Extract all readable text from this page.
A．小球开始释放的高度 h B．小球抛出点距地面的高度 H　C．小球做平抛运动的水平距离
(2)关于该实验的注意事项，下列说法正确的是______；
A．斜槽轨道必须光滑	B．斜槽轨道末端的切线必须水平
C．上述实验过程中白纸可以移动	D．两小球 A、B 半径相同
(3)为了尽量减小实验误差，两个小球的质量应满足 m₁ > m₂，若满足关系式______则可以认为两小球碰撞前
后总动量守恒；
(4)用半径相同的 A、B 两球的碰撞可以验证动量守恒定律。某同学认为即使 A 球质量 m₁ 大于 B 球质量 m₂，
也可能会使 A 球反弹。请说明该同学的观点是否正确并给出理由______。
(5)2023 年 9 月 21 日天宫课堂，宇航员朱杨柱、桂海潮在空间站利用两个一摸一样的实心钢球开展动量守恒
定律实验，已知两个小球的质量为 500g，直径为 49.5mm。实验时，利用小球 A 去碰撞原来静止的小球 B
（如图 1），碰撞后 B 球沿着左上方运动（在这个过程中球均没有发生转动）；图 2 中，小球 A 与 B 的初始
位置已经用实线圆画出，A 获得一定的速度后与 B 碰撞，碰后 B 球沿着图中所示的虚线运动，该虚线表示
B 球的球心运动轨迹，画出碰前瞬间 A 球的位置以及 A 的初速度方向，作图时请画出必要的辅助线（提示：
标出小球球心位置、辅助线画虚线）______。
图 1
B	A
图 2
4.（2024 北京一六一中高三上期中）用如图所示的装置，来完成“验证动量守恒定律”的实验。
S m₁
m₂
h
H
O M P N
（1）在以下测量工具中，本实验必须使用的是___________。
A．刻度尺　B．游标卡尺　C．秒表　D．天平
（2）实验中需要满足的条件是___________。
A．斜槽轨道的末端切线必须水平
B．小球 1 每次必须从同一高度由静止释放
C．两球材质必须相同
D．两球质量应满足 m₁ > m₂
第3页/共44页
+===+
- WHAT THE EXERCISE ASKS
Restate the whole of the material exactly.

- ANSWER TO THE PROBLEM
Extract all readable text from this page.
A．小球开始释放的高度 h B．小球抛出点距地面的高度 H　C．小球做平抛运动的水平距离
(2)关于该实验的注意事项，下列说法正确的是______；
A．斜槽轨道必须光滑	B．斜槽轨道末端的切线必须水平
C．上述实验过程中白纸可以移动	D．两小球 A、B 半径相同
(3)为了尽量减小实验误差，两个小球的质量应满足 m₁ > m₂，若满足关系式______则可以认为两小球碰撞前
后总动量守恒；
(4)用半径相同的 A、B 两球的碰撞可以验证动量守恒定律。某同学认为即使 A 球质量 m₁ 大于 B 球质量 m₂，
也可能会使 A 球反弹。请说明该同学的观点是否正确并给出理由______。
(5)2023 年 9 月 21 日天宫课堂，宇航员朱杨柱、桂海潮在空间站利用两个一摸一样的实心钢球开展动量守恒
定律实验，已知两个小球的质量为 500g，直径为 49.5mm。实验时，利用小球 A 去碰撞原来静止的小球 B
（如图 1），碰撞后 B 球沿着左上方运动（在这个过程中球均没有发生转动）；图 2 中，小球 A 与 B 的初始
位置已经用实线圆画出，A 获得一定的速度后与 B 碰撞，碰后 B 球沿着图中所示的虚线运动，该虚线表示
B 球的球心运动轨迹，画出碰前瞬间 A 球的位置以及 A 的初速度方向，作图时请画出必要的辅助线（提示：
标出小球球心位置、辅助线画虚线）______。
图 1
B	A
图 2
4.（2024 北京一六一中高三上期中）用如图所示的装置，来完成“验证动量守恒定律”的实验。
S m₁
m₂
h
H
O M P N
（1）在以下测量工具中，本实验必须使用的是___________。
A．刻度尺　B．游标卡尺　C．秒表　D．天平
（2）实验中需要满足的条件是___________。
A．斜槽轨道的末端切线必须水平
B．小球 1 每次必须从同一高度由静止释放
C．两球材质必须相同
D．两球质量应满足 m₁ > m₂
第3页/共44页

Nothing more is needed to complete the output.